BEGIN Task inputs

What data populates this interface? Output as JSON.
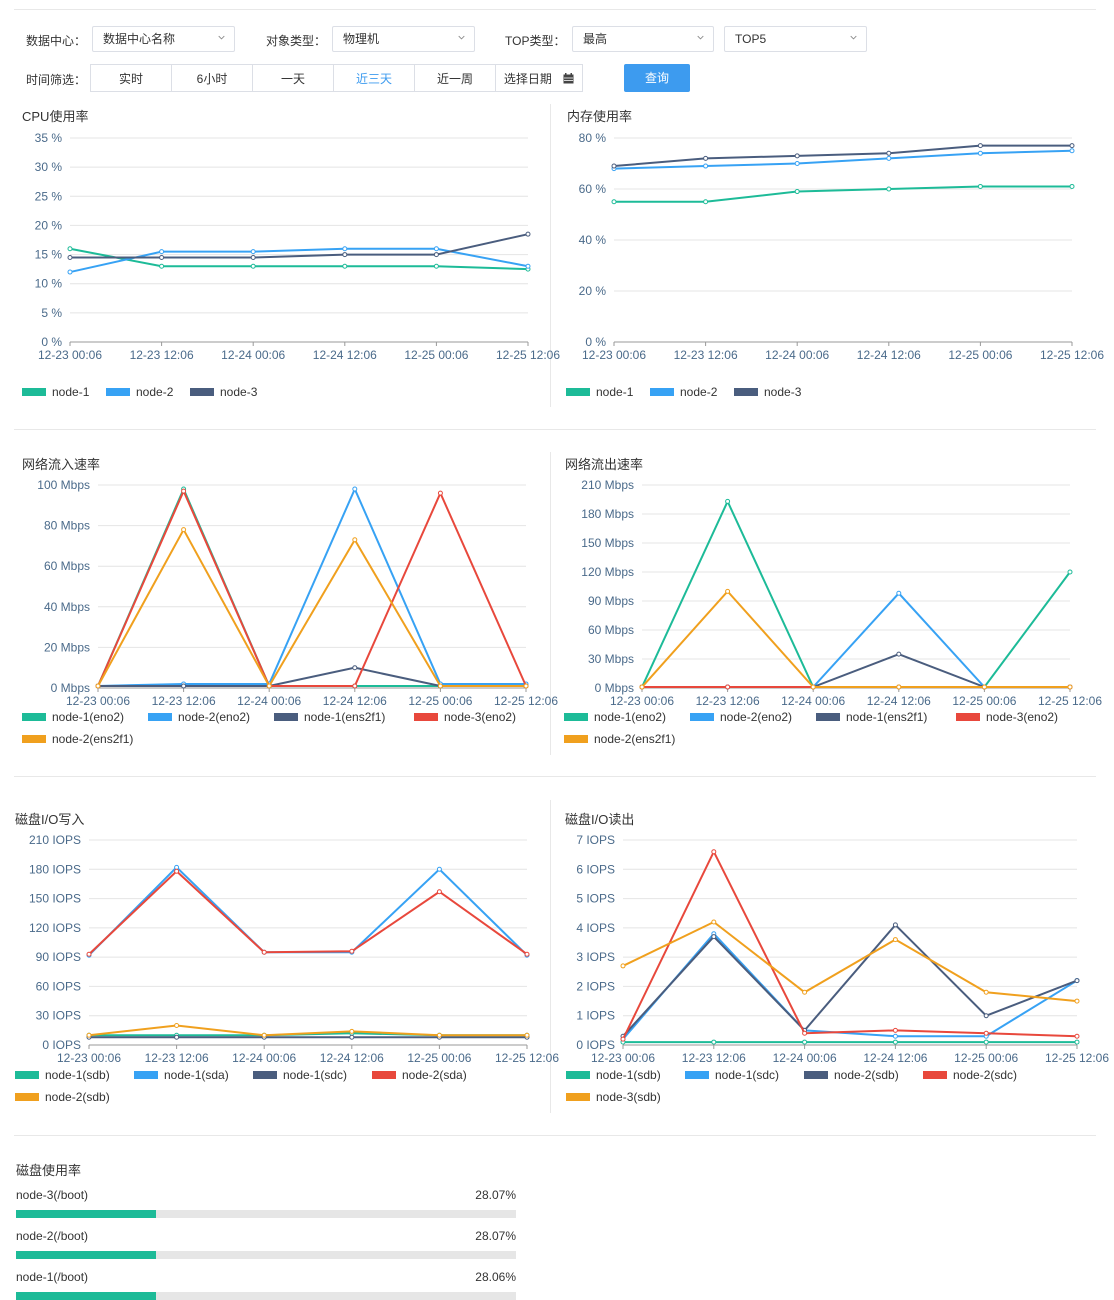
{
  "filters": {
    "datacenter_label": "数据中心：",
    "datacenter_value": "数据中心名称",
    "object_type_label": "对象类型：",
    "object_type_value": "物理机",
    "top_type_label": "TOP类型：",
    "top_type_value": "最高",
    "top_count_value": "TOP5",
    "time_label": "时间筛选：",
    "time_buttons": [
      "实时",
      "6小时",
      "一天",
      "近三天",
      "近一周",
      "选择日期"
    ],
    "active_time": "近三天",
    "query_label": "查询"
  },
  "colors": {
    "green": "#1dbb98",
    "blue": "#37a2f4",
    "navy": "#4a5d7e",
    "red": "#e8483c",
    "orange": "#f0a01e"
  },
  "x_labels": [
    "12-23 00:06",
    "12-23 12:06",
    "12-24 00:06",
    "12-24 12:06",
    "12-25 00:06",
    "12-25 12:06"
  ],
  "chart_data": [
    {
      "id": "cpu",
      "type": "line",
      "title": "CPU使用率",
      "unit": " %",
      "ylim": [
        0,
        35
      ],
      "yticks": [
        0,
        5,
        10,
        15,
        20,
        25,
        30,
        35
      ],
      "x": [
        "12-23 00:06",
        "12-23 12:06",
        "12-24 00:06",
        "12-24 12:06",
        "12-25 00:06",
        "12-25 12:06"
      ],
      "series": [
        {
          "name": "node-1",
          "values": [
            16,
            13,
            13,
            13,
            13,
            12.5
          ]
        },
        {
          "name": "node-2",
          "values": [
            12,
            15.5,
            15.5,
            16,
            16,
            13
          ]
        },
        {
          "name": "node-3",
          "values": [
            14.5,
            14.5,
            14.5,
            15,
            15,
            18.5
          ]
        }
      ]
    },
    {
      "id": "mem",
      "type": "line",
      "title": "内存使用率",
      "unit": " %",
      "ylim": [
        0,
        80
      ],
      "yticks": [
        0,
        20,
        40,
        60,
        80
      ],
      "x": [
        "12-23 00:06",
        "12-23 12:06",
        "12-24 00:06",
        "12-24 12:06",
        "12-25 00:06",
        "12-25 12:06"
      ],
      "series": [
        {
          "name": "node-1",
          "values": [
            55,
            55,
            59,
            60,
            61,
            61
          ]
        },
        {
          "name": "node-2",
          "values": [
            68,
            69,
            70,
            72,
            74,
            75
          ]
        },
        {
          "name": "node-3",
          "values": [
            69,
            72,
            73,
            74,
            77,
            77
          ]
        }
      ]
    },
    {
      "id": "net_in",
      "type": "line",
      "title": "网络流入速率",
      "unit": " Mbps",
      "ylim": [
        0,
        100
      ],
      "yticks": [
        0,
        20,
        40,
        60,
        80,
        100
      ],
      "x": [
        "12-23 00:06",
        "12-23 12:06",
        "12-24 00:06",
        "12-24 12:06",
        "12-25 00:06",
        "12-25 12:06"
      ],
      "series": [
        {
          "name": "node-1(eno2)",
          "values": [
            1,
            98,
            1,
            1,
            1,
            1
          ]
        },
        {
          "name": "node-2(eno2)",
          "values": [
            1,
            2,
            2,
            98,
            2,
            2
          ]
        },
        {
          "name": "node-1(ens2f1)",
          "values": [
            1,
            1,
            1,
            10,
            1,
            1
          ]
        },
        {
          "name": "node-3(eno2)",
          "values": [
            1,
            97,
            1,
            1,
            96,
            1
          ]
        },
        {
          "name": "node-2(ens2f1)",
          "values": [
            1,
            78,
            1,
            73,
            1,
            1
          ]
        }
      ]
    },
    {
      "id": "net_out",
      "type": "line",
      "title": "网络流出速率",
      "unit": " Mbps",
      "ylim": [
        0,
        210
      ],
      "yticks": [
        0,
        30,
        60,
        90,
        120,
        150,
        180,
        210
      ],
      "x": [
        "12-23 00:06",
        "12-23 12:06",
        "12-24 00:06",
        "12-24 12:06",
        "12-25 00:06",
        "12-25 12:06"
      ],
      "series": [
        {
          "name": "node-1(eno2)",
          "values": [
            1,
            193,
            1,
            1,
            1,
            120
          ]
        },
        {
          "name": "node-2(eno2)",
          "values": [
            1,
            1,
            1,
            98,
            1,
            1
          ]
        },
        {
          "name": "node-1(ens2f1)",
          "values": [
            1,
            1,
            1,
            35,
            1,
            1
          ]
        },
        {
          "name": "node-3(eno2)",
          "values": [
            1,
            1,
            1,
            1,
            1,
            1
          ]
        },
        {
          "name": "node-2(ens2f1)",
          "values": [
            1,
            100,
            1,
            1,
            1,
            1
          ]
        }
      ]
    },
    {
      "id": "disk_write",
      "type": "line",
      "title": "磁盘I/O写入",
      "unit": " IOPS",
      "ylim": [
        0,
        210
      ],
      "yticks": [
        0,
        30,
        60,
        90,
        120,
        150,
        180,
        210
      ],
      "x": [
        "12-23 00:06",
        "12-23 12:06",
        "12-24 00:06",
        "12-24 12:06",
        "12-25 00:06",
        "12-25 12:06"
      ],
      "series": [
        {
          "name": "node-1(sdb)",
          "values": [
            10,
            10,
            10,
            12,
            10,
            10
          ]
        },
        {
          "name": "node-1(sda)",
          "values": [
            92,
            182,
            95,
            95,
            180,
            92
          ]
        },
        {
          "name": "node-1(sdc)",
          "values": [
            8,
            8,
            8,
            8,
            8,
            8
          ]
        },
        {
          "name": "node-2(sda)",
          "values": [
            93,
            178,
            95,
            96,
            157,
            93
          ]
        },
        {
          "name": "node-2(sdb)",
          "values": [
            10,
            20,
            10,
            14,
            10,
            10
          ]
        }
      ]
    },
    {
      "id": "disk_read",
      "type": "line",
      "title": "磁盘I/O读出",
      "unit": " IOPS",
      "ylim": [
        0,
        7
      ],
      "yticks": [
        0,
        1,
        2,
        3,
        4,
        5,
        6,
        7
      ],
      "x": [
        "12-23 00:06",
        "12-23 12:06",
        "12-24 00:06",
        "12-24 12:06",
        "12-25 00:06",
        "12-25 12:06"
      ],
      "series": [
        {
          "name": "node-1(sdb)",
          "values": [
            0.1,
            0.1,
            0.1,
            0.1,
            0.1,
            0.1
          ]
        },
        {
          "name": "node-1(sdc)",
          "values": [
            0.2,
            3.8,
            0.5,
            0.3,
            0.3,
            2.2
          ]
        },
        {
          "name": "node-2(sdb)",
          "values": [
            0.3,
            3.7,
            0.5,
            4.1,
            1.0,
            2.2
          ]
        },
        {
          "name": "node-2(sdc)",
          "values": [
            0.2,
            6.6,
            0.4,
            0.5,
            0.4,
            0.3
          ]
        },
        {
          "name": "node-3(sdb)",
          "values": [
            2.7,
            4.2,
            1.8,
            3.6,
            1.8,
            1.5
          ]
        }
      ]
    }
  ],
  "disk_usage": {
    "title": "磁盘使用率",
    "items": [
      {
        "name": "node-3(/boot)",
        "percent_text": "28.07%",
        "percent": 28.07
      },
      {
        "name": "node-2(/boot)",
        "percent_text": "28.07%",
        "percent": 28.07
      },
      {
        "name": "node-1(/boot)",
        "percent_text": "28.06%",
        "percent": 28.06
      }
    ]
  }
}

END Task inputs

All of the material above should be reproduced exactly, except the pictures.

What data populates this interface? Output as JSON.
{
  "filters": {
    "datacenter_label": "数据中心：",
    "datacenter_value": "数据中心名称",
    "object_type_label": "对象类型：",
    "object_type_value": "物理机",
    "top_type_label": "TOP类型：",
    "top_type_value": "最高",
    "top_count_value": "TOP5",
    "time_label": "时间筛选：",
    "time_buttons": [
      "实时",
      "6小时",
      "一天",
      "近三天",
      "近一周",
      "选择日期"
    ],
    "active_time": "近三天",
    "query_label": "查询"
  },
  "colors": {
    "green": "#1dbb98",
    "blue": "#37a2f4",
    "navy": "#4a5d7e",
    "red": "#e8483c",
    "orange": "#f0a01e"
  },
  "x_labels": [
    "12-23 00:06",
    "12-23 12:06",
    "12-24 00:06",
    "12-24 12:06",
    "12-25 00:06",
    "12-25 12:06"
  ],
  "chart_data": [
    {
      "id": "cpu",
      "type": "line",
      "title": "CPU使用率",
      "unit": " %",
      "ylim": [
        0,
        35
      ],
      "yticks": [
        0,
        5,
        10,
        15,
        20,
        25,
        30,
        35
      ],
      "x": [
        "12-23 00:06",
        "12-23 12:06",
        "12-24 00:06",
        "12-24 12:06",
        "12-25 00:06",
        "12-25 12:06"
      ],
      "series": [
        {
          "name": "node-1",
          "values": [
            16,
            13,
            13,
            13,
            13,
            12.5
          ]
        },
        {
          "name": "node-2",
          "values": [
            12,
            15.5,
            15.5,
            16,
            16,
            13
          ]
        },
        {
          "name": "node-3",
          "values": [
            14.5,
            14.5,
            14.5,
            15,
            15,
            18.5
          ]
        }
      ]
    },
    {
      "id": "mem",
      "type": "line",
      "title": "内存使用率",
      "unit": " %",
      "ylim": [
        0,
        80
      ],
      "yticks": [
        0,
        20,
        40,
        60,
        80
      ],
      "x": [
        "12-23 00:06",
        "12-23 12:06",
        "12-24 00:06",
        "12-24 12:06",
        "12-25 00:06",
        "12-25 12:06"
      ],
      "series": [
        {
          "name": "node-1",
          "values": [
            55,
            55,
            59,
            60,
            61,
            61
          ]
        },
        {
          "name": "node-2",
          "values": [
            68,
            69,
            70,
            72,
            74,
            75
          ]
        },
        {
          "name": "node-3",
          "values": [
            69,
            72,
            73,
            74,
            77,
            77
          ]
        }
      ]
    },
    {
      "id": "net_in",
      "type": "line",
      "title": "网络流入速率",
      "unit": " Mbps",
      "ylim": [
        0,
        100
      ],
      "yticks": [
        0,
        20,
        40,
        60,
        80,
        100
      ],
      "x": [
        "12-23 00:06",
        "12-23 12:06",
        "12-24 00:06",
        "12-24 12:06",
        "12-25 00:06",
        "12-25 12:06"
      ],
      "series": [
        {
          "name": "node-1(eno2)",
          "values": [
            1,
            98,
            1,
            1,
            1,
            1
          ]
        },
        {
          "name": "node-2(eno2)",
          "values": [
            1,
            2,
            2,
            98,
            2,
            2
          ]
        },
        {
          "name": "node-1(ens2f1)",
          "values": [
            1,
            1,
            1,
            10,
            1,
            1
          ]
        },
        {
          "name": "node-3(eno2)",
          "values": [
            1,
            97,
            1,
            1,
            96,
            1
          ]
        },
        {
          "name": "node-2(ens2f1)",
          "values": [
            1,
            78,
            1,
            73,
            1,
            1
          ]
        }
      ]
    },
    {
      "id": "net_out",
      "type": "line",
      "title": "网络流出速率",
      "unit": " Mbps",
      "ylim": [
        0,
        210
      ],
      "yticks": [
        0,
        30,
        60,
        90,
        120,
        150,
        180,
        210
      ],
      "x": [
        "12-23 00:06",
        "12-23 12:06",
        "12-24 00:06",
        "12-24 12:06",
        "12-25 00:06",
        "12-25 12:06"
      ],
      "series": [
        {
          "name": "node-1(eno2)",
          "values": [
            1,
            193,
            1,
            1,
            1,
            120
          ]
        },
        {
          "name": "node-2(eno2)",
          "values": [
            1,
            1,
            1,
            98,
            1,
            1
          ]
        },
        {
          "name": "node-1(ens2f1)",
          "values": [
            1,
            1,
            1,
            35,
            1,
            1
          ]
        },
        {
          "name": "node-3(eno2)",
          "values": [
            1,
            1,
            1,
            1,
            1,
            1
          ]
        },
        {
          "name": "node-2(ens2f1)",
          "values": [
            1,
            100,
            1,
            1,
            1,
            1
          ]
        }
      ]
    },
    {
      "id": "disk_write",
      "type": "line",
      "title": "磁盘I/O写入",
      "unit": " IOPS",
      "ylim": [
        0,
        210
      ],
      "yticks": [
        0,
        30,
        60,
        90,
        120,
        150,
        180,
        210
      ],
      "x": [
        "12-23 00:06",
        "12-23 12:06",
        "12-24 00:06",
        "12-24 12:06",
        "12-25 00:06",
        "12-25 12:06"
      ],
      "series": [
        {
          "name": "node-1(sdb)",
          "values": [
            10,
            10,
            10,
            12,
            10,
            10
          ]
        },
        {
          "name": "node-1(sda)",
          "values": [
            92,
            182,
            95,
            95,
            180,
            92
          ]
        },
        {
          "name": "node-1(sdc)",
          "values": [
            8,
            8,
            8,
            8,
            8,
            8
          ]
        },
        {
          "name": "node-2(sda)",
          "values": [
            93,
            178,
            95,
            96,
            157,
            93
          ]
        },
        {
          "name": "node-2(sdb)",
          "values": [
            10,
            20,
            10,
            14,
            10,
            10
          ]
        }
      ]
    },
    {
      "id": "disk_read",
      "type": "line",
      "title": "磁盘I/O读出",
      "unit": " IOPS",
      "ylim": [
        0,
        7
      ],
      "yticks": [
        0,
        1,
        2,
        3,
        4,
        5,
        6,
        7
      ],
      "x": [
        "12-23 00:06",
        "12-23 12:06",
        "12-24 00:06",
        "12-24 12:06",
        "12-25 00:06",
        "12-25 12:06"
      ],
      "series": [
        {
          "name": "node-1(sdb)",
          "values": [
            0.1,
            0.1,
            0.1,
            0.1,
            0.1,
            0.1
          ]
        },
        {
          "name": "node-1(sdc)",
          "values": [
            0.2,
            3.8,
            0.5,
            0.3,
            0.3,
            2.2
          ]
        },
        {
          "name": "node-2(sdb)",
          "values": [
            0.3,
            3.7,
            0.5,
            4.1,
            1.0,
            2.2
          ]
        },
        {
          "name": "node-2(sdc)",
          "values": [
            0.2,
            6.6,
            0.4,
            0.5,
            0.4,
            0.3
          ]
        },
        {
          "name": "node-3(sdb)",
          "values": [
            2.7,
            4.2,
            1.8,
            3.6,
            1.8,
            1.5
          ]
        }
      ]
    }
  ],
  "disk_usage": {
    "title": "磁盘使用率",
    "items": [
      {
        "name": "node-3(/boot)",
        "percent_text": "28.07%",
        "percent": 28.07
      },
      {
        "name": "node-2(/boot)",
        "percent_text": "28.07%",
        "percent": 28.07
      },
      {
        "name": "node-1(/boot)",
        "percent_text": "28.06%",
        "percent": 28.06
      }
    ]
  }
}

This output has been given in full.